_Aim_
Reproduce the data that follows in its entirety, character for character.

_Data in this exercise_
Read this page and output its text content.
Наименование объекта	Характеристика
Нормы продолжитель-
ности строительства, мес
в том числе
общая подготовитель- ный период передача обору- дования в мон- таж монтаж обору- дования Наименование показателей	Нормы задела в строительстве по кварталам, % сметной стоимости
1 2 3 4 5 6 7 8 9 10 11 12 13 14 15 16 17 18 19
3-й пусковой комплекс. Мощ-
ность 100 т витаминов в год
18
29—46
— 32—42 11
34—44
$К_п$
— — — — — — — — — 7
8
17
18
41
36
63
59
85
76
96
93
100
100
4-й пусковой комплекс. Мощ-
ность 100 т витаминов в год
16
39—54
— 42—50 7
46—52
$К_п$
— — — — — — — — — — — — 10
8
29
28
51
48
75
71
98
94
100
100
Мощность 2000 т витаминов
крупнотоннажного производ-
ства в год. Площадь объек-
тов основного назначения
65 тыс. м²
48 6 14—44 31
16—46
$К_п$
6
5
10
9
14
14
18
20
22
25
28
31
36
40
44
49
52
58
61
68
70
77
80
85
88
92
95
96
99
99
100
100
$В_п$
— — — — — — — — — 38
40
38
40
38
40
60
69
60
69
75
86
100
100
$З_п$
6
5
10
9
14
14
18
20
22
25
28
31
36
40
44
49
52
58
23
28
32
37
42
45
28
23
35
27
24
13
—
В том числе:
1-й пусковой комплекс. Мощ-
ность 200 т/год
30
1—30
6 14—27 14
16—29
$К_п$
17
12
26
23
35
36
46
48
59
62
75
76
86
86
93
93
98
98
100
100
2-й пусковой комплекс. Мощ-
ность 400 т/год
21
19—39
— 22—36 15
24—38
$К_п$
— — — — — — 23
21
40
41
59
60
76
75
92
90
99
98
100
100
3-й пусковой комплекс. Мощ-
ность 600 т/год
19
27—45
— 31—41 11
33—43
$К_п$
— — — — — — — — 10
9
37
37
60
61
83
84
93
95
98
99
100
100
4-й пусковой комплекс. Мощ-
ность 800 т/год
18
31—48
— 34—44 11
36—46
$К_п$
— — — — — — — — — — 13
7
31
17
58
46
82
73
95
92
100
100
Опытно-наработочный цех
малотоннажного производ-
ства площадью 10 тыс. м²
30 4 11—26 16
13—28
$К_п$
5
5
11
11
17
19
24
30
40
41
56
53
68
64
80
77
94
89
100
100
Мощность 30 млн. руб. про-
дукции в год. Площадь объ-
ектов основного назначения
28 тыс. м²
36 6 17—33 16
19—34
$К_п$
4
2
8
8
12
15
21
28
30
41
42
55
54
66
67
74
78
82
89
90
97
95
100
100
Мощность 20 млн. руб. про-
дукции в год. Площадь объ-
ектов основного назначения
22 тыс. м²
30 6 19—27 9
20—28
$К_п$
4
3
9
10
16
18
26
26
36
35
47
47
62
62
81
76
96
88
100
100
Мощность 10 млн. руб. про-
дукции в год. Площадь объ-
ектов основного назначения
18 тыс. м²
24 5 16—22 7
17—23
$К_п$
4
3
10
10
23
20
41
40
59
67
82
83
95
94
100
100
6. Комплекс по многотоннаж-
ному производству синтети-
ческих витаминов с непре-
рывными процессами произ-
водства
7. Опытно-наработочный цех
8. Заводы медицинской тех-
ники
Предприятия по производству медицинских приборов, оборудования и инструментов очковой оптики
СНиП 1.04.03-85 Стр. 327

_Worked solution_
Read this page and output its text content.
Наименование объекта	Характеристика
Нормы продолжитель-
ности строительства, мес
в том числе
общая подготовитель- ный период передача обору- дования в мон- таж монтаж обору- дования Наименование показателей	Нормы задела в строительстве по кварталам, % сметной стоимости
1 2 3 4 5 6 7 8 9 10 11 12 13 14 15 16 17 18 19
3-й пусковой комплекс. Мощ-
ность 100 т витаминов в год
18
29—46
— 32—42 11
34—44
$К_п$
— — — — — — — — — 7
8
17
18
41
36
63
59
85
76
96
93
100
100
4-й пусковой комплекс. Мощ-
ность 100 т витаминов в год
16
39—54
— 42—50 7
46—52
$К_п$
— — — — — — — — — — — — 10
8
29
28
51
48
75
71
98
94
100
100
Мощность 2000 т витаминов
крупнотоннажного производ-
ства в год. Площадь объек-
тов основного назначения
65 тыс. м²
48 6 14—44 31
16—46
$К_п$
6
5
10
9
14
14
18
20
22
25
28
31
36
40
44
49
52
58
61
68
70
77
80
85
88
92
95
96
99
99
100
100
$В_п$
— — — — — — — — — 38
40
38
40
38
40
60
69
60
69
75
86
100
100
$З_п$
6
5
10
9
14
14
18
20
22
25
28
31
36
40
44
49
52
58
23
28
32
37
42
45
28
23
35
27
24
13
—
В том числе:
1-й пусковой комплекс. Мощ-
ность 200 т/год
30
1—30
6 14—27 14
16—29
$К_п$
17
12
26
23
35
36
46
48
59
62
75
76
86
86
93
93
98
98
100
100
2-й пусковой комплекс. Мощ-
ность 400 т/год
21
19—39
— 22—36 15
24—38
$К_п$
— — — — — — 23
21
40
41
59
60
76
75
92
90
99
98
100
100
3-й пусковой комплекс. Мощ-
ность 600 т/год
19
27—45
— 31—41 11
33—43
$К_п$
— — — — — — — — 10
9
37
37
60
61
83
84
93
95
98
99
100
100
4-й пусковой комплекс. Мощ-
ность 800 т/год
18
31—48
— 34—44 11
36—46
$К_п$
— — — — — — — — — — 13
7
31
17
58
46
82
73
95
92
100
100
Опытно-наработочный цех
малотоннажного производ-
ства площадью 10 тыс. м²
30 4 11—26 16
13—28
$К_п$
5
5
11
11
17
19
24
30
40
41
56
53
68
64
80
77
94
89
100
100
Мощность 30 млн. руб. про-
дукции в год. Площадь объ-
ектов основного назначения
28 тыс. м²
36 6 17—33 16
19—34
$К_п$
4
2
8
8
12
15
21
28
30
41
42
55
54
66
67
74
78
82
89
90
97
95
100
100
Мощность 20 млн. руб. про-
дукции в год. Площадь объ-
ектов основного назначения
22 тыс. м²
30 6 19—27 9
20—28
$К_п$
4
3
9
10
16
18
26
26
36
35
47
47
62
62
81
76
96
88
100
100
Мощность 10 млн. руб. про-
дукции в год. Площадь объ-
ектов основного назначения
18 тыс. м²
24 5 16—22 7
17—23
$К_п$
4
3
10
10
23
20
41
40
59
67
82
83
95
94
100
100
6. Комплекс по многотоннаж-
ному производству синтети-
ческих витаминов с непре-
рывными процессами произ-
водства
7. Опытно-наработочный цех
8. Заводы медицинской тех-
ники
Предприятия по производству медицинских приборов, оборудования и инструментов очковой оптики
СНиП 1.04.03-85 Стр. 327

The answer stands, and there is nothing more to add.